Records from a data collection:
.....

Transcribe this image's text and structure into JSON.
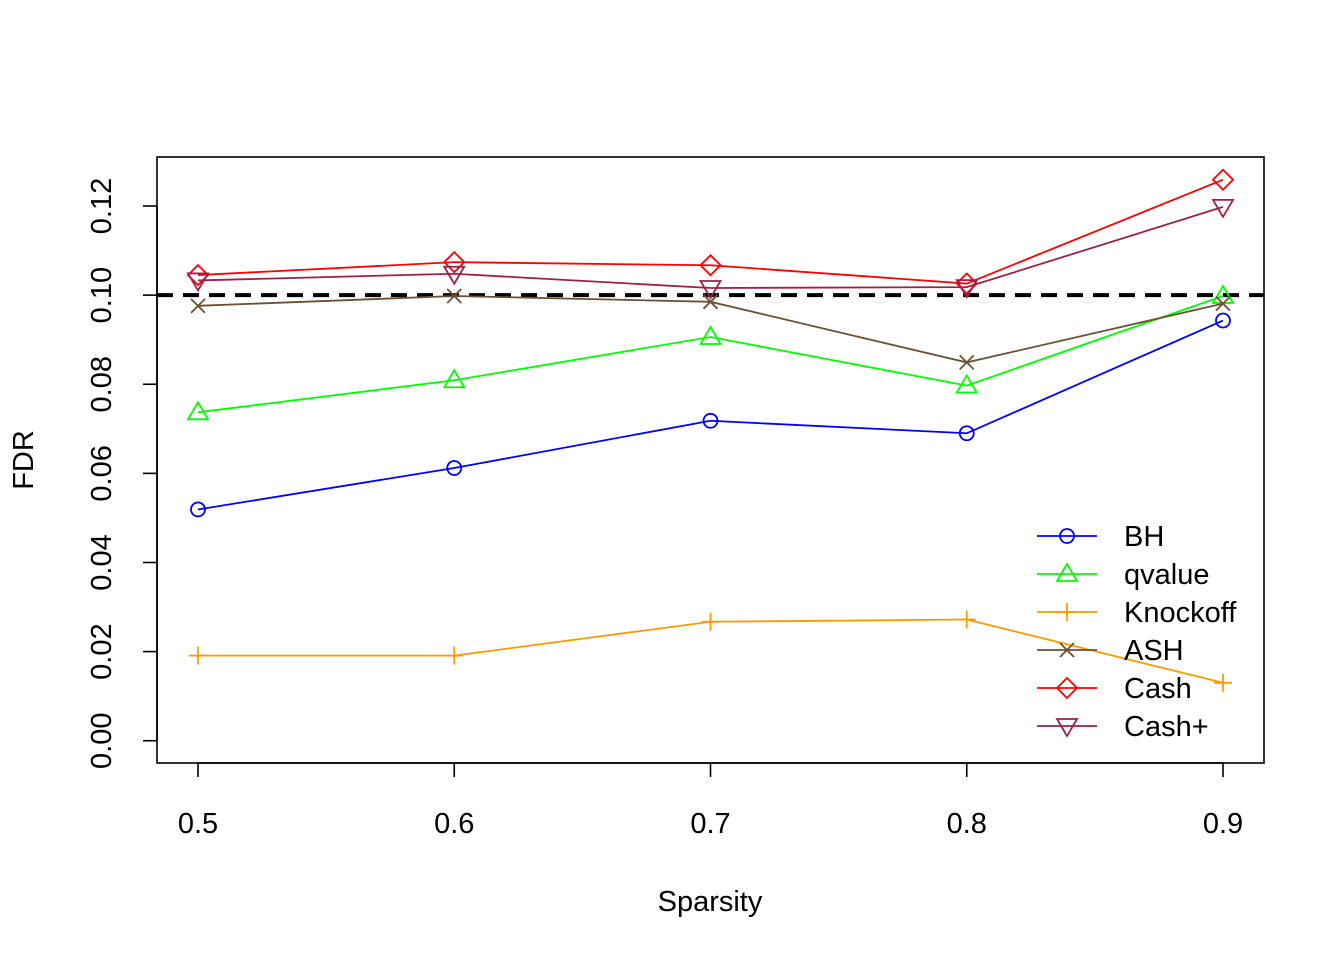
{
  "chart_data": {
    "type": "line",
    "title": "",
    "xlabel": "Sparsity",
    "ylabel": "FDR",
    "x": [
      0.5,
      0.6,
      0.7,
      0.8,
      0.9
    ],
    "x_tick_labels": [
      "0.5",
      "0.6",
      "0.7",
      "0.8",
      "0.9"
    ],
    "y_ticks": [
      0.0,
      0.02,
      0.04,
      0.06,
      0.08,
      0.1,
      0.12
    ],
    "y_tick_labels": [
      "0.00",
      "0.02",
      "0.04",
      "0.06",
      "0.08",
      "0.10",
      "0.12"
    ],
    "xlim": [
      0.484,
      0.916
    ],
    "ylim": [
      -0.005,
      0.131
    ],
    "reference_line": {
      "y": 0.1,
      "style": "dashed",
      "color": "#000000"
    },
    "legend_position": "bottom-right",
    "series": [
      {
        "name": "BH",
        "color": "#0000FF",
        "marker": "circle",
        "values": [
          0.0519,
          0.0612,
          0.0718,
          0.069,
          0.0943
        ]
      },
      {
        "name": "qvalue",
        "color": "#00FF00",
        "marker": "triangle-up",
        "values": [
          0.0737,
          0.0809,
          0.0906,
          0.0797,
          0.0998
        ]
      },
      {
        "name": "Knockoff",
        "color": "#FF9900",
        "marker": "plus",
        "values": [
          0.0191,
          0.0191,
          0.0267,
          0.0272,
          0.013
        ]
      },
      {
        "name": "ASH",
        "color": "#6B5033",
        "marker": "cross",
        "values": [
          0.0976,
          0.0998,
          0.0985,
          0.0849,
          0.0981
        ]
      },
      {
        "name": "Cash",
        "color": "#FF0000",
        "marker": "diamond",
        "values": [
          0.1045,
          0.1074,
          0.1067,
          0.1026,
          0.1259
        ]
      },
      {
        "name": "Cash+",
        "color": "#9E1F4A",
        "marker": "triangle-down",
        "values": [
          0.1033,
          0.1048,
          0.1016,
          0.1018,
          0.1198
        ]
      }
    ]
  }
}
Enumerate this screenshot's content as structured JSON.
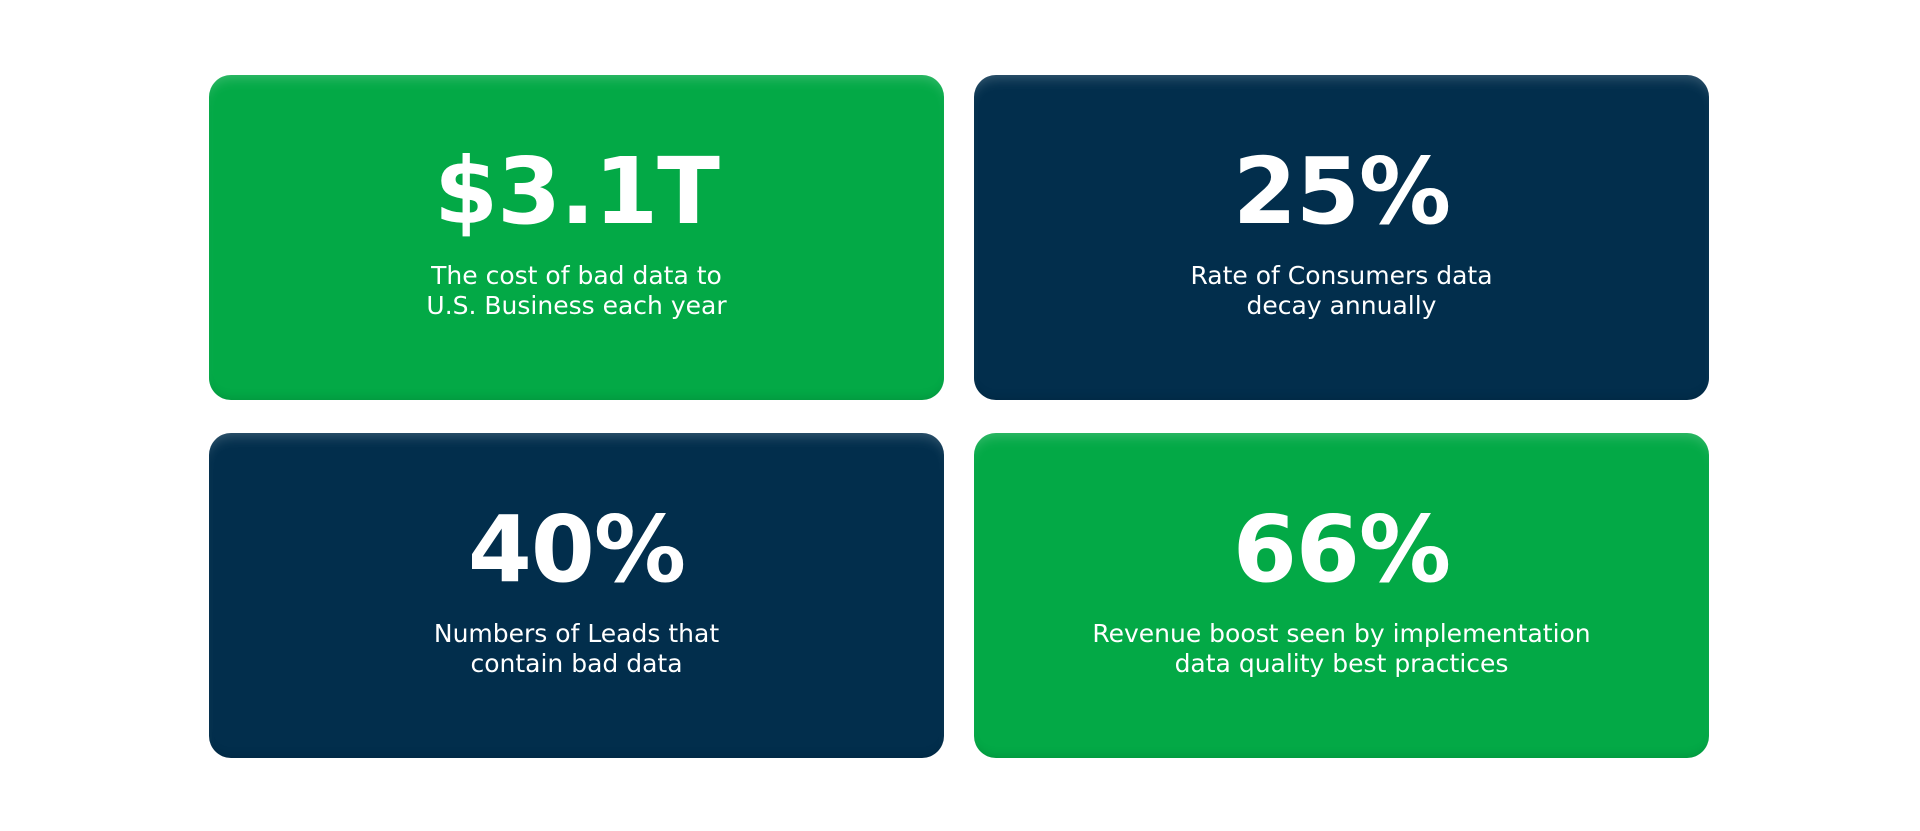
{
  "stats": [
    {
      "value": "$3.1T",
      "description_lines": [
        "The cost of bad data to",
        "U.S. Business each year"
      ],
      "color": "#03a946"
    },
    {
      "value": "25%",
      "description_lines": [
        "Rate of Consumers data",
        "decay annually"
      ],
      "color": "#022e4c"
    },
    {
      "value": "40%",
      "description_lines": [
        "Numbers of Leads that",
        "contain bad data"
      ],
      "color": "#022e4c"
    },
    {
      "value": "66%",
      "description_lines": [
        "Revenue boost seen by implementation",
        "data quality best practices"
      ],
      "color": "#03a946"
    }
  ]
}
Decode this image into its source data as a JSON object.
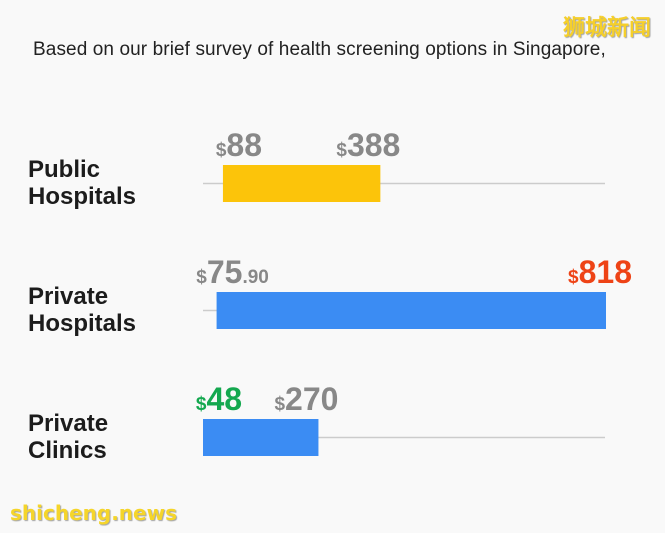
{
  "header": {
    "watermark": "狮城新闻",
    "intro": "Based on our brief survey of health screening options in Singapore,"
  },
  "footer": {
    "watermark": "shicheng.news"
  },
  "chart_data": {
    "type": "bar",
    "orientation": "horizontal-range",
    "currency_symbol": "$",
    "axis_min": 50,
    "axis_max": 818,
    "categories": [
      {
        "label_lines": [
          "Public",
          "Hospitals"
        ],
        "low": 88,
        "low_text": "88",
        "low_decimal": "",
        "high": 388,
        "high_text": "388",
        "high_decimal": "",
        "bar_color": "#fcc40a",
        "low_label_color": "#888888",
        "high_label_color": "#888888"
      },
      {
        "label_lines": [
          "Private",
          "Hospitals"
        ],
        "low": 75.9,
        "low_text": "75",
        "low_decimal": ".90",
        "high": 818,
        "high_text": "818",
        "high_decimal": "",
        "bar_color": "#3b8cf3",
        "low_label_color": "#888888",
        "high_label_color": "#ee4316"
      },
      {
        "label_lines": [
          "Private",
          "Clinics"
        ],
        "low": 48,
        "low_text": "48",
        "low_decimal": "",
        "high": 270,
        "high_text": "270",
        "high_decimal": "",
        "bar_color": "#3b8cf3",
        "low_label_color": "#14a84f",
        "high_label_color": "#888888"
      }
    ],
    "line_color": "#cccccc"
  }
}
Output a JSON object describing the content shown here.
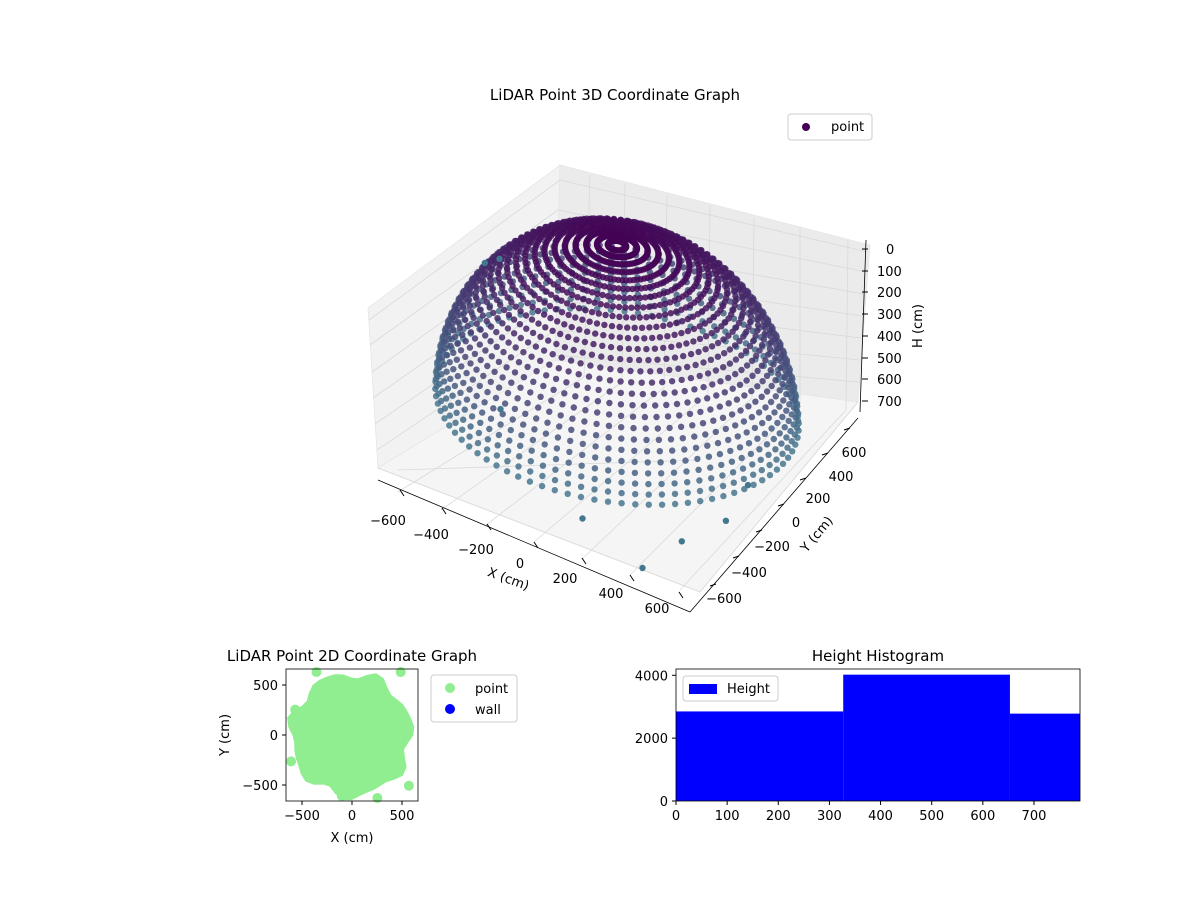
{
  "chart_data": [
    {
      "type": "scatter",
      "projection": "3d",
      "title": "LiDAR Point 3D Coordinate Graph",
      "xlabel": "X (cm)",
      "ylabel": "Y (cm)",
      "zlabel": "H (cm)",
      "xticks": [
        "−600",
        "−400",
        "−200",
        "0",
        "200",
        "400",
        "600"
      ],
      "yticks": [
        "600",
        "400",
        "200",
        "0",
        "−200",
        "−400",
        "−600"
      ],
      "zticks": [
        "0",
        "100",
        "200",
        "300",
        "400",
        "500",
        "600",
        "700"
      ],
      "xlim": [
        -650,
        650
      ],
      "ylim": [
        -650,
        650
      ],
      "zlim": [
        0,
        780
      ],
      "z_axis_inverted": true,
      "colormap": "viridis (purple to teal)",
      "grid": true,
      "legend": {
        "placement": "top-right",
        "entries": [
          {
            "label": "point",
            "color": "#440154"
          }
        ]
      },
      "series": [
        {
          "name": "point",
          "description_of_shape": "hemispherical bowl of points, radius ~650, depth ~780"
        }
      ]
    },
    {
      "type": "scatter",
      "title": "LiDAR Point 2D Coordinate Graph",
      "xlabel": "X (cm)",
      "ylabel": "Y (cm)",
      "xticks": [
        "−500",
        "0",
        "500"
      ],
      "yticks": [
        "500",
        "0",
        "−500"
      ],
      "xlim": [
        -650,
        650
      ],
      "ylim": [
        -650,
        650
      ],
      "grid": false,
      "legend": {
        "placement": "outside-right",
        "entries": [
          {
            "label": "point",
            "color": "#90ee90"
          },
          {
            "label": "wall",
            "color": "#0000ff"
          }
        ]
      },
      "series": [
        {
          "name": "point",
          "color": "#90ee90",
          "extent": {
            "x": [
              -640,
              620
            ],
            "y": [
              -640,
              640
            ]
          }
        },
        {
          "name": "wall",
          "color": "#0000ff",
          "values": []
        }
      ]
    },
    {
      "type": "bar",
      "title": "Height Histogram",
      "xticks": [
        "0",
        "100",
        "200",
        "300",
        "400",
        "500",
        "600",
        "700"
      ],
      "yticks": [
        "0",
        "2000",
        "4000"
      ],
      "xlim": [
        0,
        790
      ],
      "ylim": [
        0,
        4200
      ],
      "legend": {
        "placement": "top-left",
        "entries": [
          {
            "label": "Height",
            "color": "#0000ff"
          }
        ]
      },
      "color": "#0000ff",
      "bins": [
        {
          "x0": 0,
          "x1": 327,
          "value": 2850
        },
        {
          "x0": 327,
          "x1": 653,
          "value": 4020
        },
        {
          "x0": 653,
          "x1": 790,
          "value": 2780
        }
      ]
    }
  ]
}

.....

### Task instructions
Repeat each line of the records above exactly, but do not copy the pictures.

### Response to the exercise
Transcribe this image's text and structure into JSON.
{
  "chart_data": {
    "type": "line",
    "title": "",
    "xlabel": "Sparsity",
    "ylabel": "FDR",
    "x": [
      0.5,
      0.6,
      0.7,
      0.8,
      0.9
    ],
    "x_tick_labels": [
      "0.5",
      "0.6",
      "0.7",
      "0.8",
      "0.9"
    ],
    "y_ticks": [
      0.0,
      0.02,
      0.04,
      0.06,
      0.08,
      0.1,
      0.12
    ],
    "y_tick_labels": [
      "0.00",
      "0.02",
      "0.04",
      "0.06",
      "0.08",
      "0.10",
      "0.12"
    ],
    "xlim": [
      0.484,
      0.916
    ],
    "ylim": [
      -0.005,
      0.131
    ],
    "reference_line": {
      "y": 0.1,
      "style": "dashed",
      "color": "#000000"
    },
    "legend_position": "bottom-right",
    "series": [
      {
        "name": "BH",
        "color": "#0000FF",
        "marker": "circle",
        "values": [
          0.0519,
          0.0612,
          0.0718,
          0.069,
          0.0943
        ]
      },
      {
        "name": "qvalue",
        "color": "#00FF00",
        "marker": "triangle-up",
        "values": [
          0.0737,
          0.0809,
          0.0906,
          0.0797,
          0.0998
        ]
      },
      {
        "name": "Knockoff",
        "color": "#FF9900",
        "marker": "plus",
        "values": [
          0.0191,
          0.0191,
          0.0267,
          0.0272,
          0.013
        ]
      },
      {
        "name": "ASH",
        "color": "#6B5033",
        "marker": "cross",
        "values": [
          0.0976,
          0.0998,
          0.0985,
          0.0849,
          0.0981
        ]
      },
      {
        "name": "Cash",
        "color": "#FF0000",
        "marker": "diamond",
        "values": [
          0.1045,
          0.1074,
          0.1067,
          0.1026,
          0.1259
        ]
      },
      {
        "name": "Cash+",
        "color": "#9E1F4A",
        "marker": "triangle-down",
        "values": [
          0.1033,
          0.1048,
          0.1016,
          0.1018,
          0.1198
        ]
      }
    ]
  }
}
Enumerate this screenshot's content as structured JSON.
{
  "stats": [
    {
      "value": "$3.1T",
      "description_lines": [
        "The cost of bad data to",
        "U.S. Business each year"
      ],
      "color": "#03a946"
    },
    {
      "value": "25%",
      "description_lines": [
        "Rate of Consumers data",
        "decay annually"
      ],
      "color": "#022e4c"
    },
    {
      "value": "40%",
      "description_lines": [
        "Numbers of Leads that",
        "contain bad data"
      ],
      "color": "#022e4c"
    },
    {
      "value": "66%",
      "description_lines": [
        "Revenue boost seen by implementation",
        "data quality best practices"
      ],
      "color": "#03a946"
    }
  ]
}
Decode this image into its source data as a JSON object.
{
  "header": {
    "watermark": "狮城新闻",
    "intro": "Based on our brief survey of health screening options in Singapore,"
  },
  "footer": {
    "watermark": "shicheng.news"
  },
  "chart_data": {
    "type": "bar",
    "orientation": "horizontal-range",
    "currency_symbol": "$",
    "axis_min": 50,
    "axis_max": 818,
    "categories": [
      {
        "label_lines": [
          "Public",
          "Hospitals"
        ],
        "low": 88,
        "low_text": "88",
        "low_decimal": "",
        "high": 388,
        "high_text": "388",
        "high_decimal": "",
        "bar_color": "#fcc40a",
        "low_label_color": "#888888",
        "high_label_color": "#888888"
      },
      {
        "label_lines": [
          "Private",
          "Hospitals"
        ],
        "low": 75.9,
        "low_text": "75",
        "low_decimal": ".90",
        "high": 818,
        "high_text": "818",
        "high_decimal": "",
        "bar_color": "#3b8cf3",
        "low_label_color": "#888888",
        "high_label_color": "#ee4316"
      },
      {
        "label_lines": [
          "Private",
          "Clinics"
        ],
        "low": 48,
        "low_text": "48",
        "low_decimal": "",
        "high": 270,
        "high_text": "270",
        "high_decimal": "",
        "bar_color": "#3b8cf3",
        "low_label_color": "#14a84f",
        "high_label_color": "#888888"
      }
    ],
    "line_color": "#cccccc"
  }
}
Output a JSON object describing the content shown here.
{
  "chart_data": [
    {
      "type": "scatter",
      "projection": "3d",
      "title": "LiDAR Point 3D Coordinate Graph",
      "xlabel": "X (cm)",
      "ylabel": "Y (cm)",
      "zlabel": "H (cm)",
      "xticks": [
        "−600",
        "−400",
        "−200",
        "0",
        "200",
        "400",
        "600"
      ],
      "yticks": [
        "600",
        "400",
        "200",
        "0",
        "−200",
        "−400",
        "−600"
      ],
      "zticks": [
        "0",
        "100",
        "200",
        "300",
        "400",
        "500",
        "600",
        "700"
      ],
      "xlim": [
        -650,
        650
      ],
      "ylim": [
        -650,
        650
      ],
      "zlim": [
        0,
        780
      ],
      "z_axis_inverted": true,
      "colormap": "viridis (purple to teal)",
      "grid": true,
      "legend": {
        "placement": "top-right",
        "entries": [
          {
            "label": "point",
            "color": "#440154"
          }
        ]
      },
      "series": [
        {
          "name": "point",
          "description_of_shape": "hemispherical bowl of points, radius ~650, depth ~780"
        }
      ]
    },
    {
      "type": "scatter",
      "title": "LiDAR Point 2D Coordinate Graph",
      "xlabel": "X (cm)",
      "ylabel": "Y (cm)",
      "xticks": [
        "−500",
        "0",
        "500"
      ],
      "yticks": [
        "500",
        "0",
        "−500"
      ],
      "xlim": [
        -650,
        650
      ],
      "ylim": [
        -650,
        650
      ],
      "grid": false,
      "legend": {
        "placement": "outside-right",
        "entries": [
          {
            "label": "point",
            "color": "#90ee90"
          },
          {
            "label": "wall",
            "color": "#0000ff"
          }
        ]
      },
      "series": [
        {
          "name": "point",
          "color": "#90ee90",
          "extent": {
            "x": [
              -640,
              620
            ],
            "y": [
              -640,
              640
            ]
          }
        },
        {
          "name": "wall",
          "color": "#0000ff",
          "values": []
        }
      ]
    },
    {
      "type": "bar",
      "title": "Height Histogram",
      "xticks": [
        "0",
        "100",
        "200",
        "300",
        "400",
        "500",
        "600",
        "700"
      ],
      "yticks": [
        "0",
        "2000",
        "4000"
      ],
      "xlim": [
        0,
        790
      ],
      "ylim": [
        0,
        4200
      ],
      "legend": {
        "placement": "top-left",
        "entries": [
          {
            "label": "Height",
            "color": "#0000ff"
          }
        ]
      },
      "color": "#0000ff",
      "bins": [
        {
          "x0": 0,
          "x1": 327,
          "value": 2850
        },
        {
          "x0": 327,
          "x1": 653,
          "value": 4020
        },
        {
          "x0": 653,
          "x1": 790,
          "value": 2780
        }
      ]
    }
  ]
}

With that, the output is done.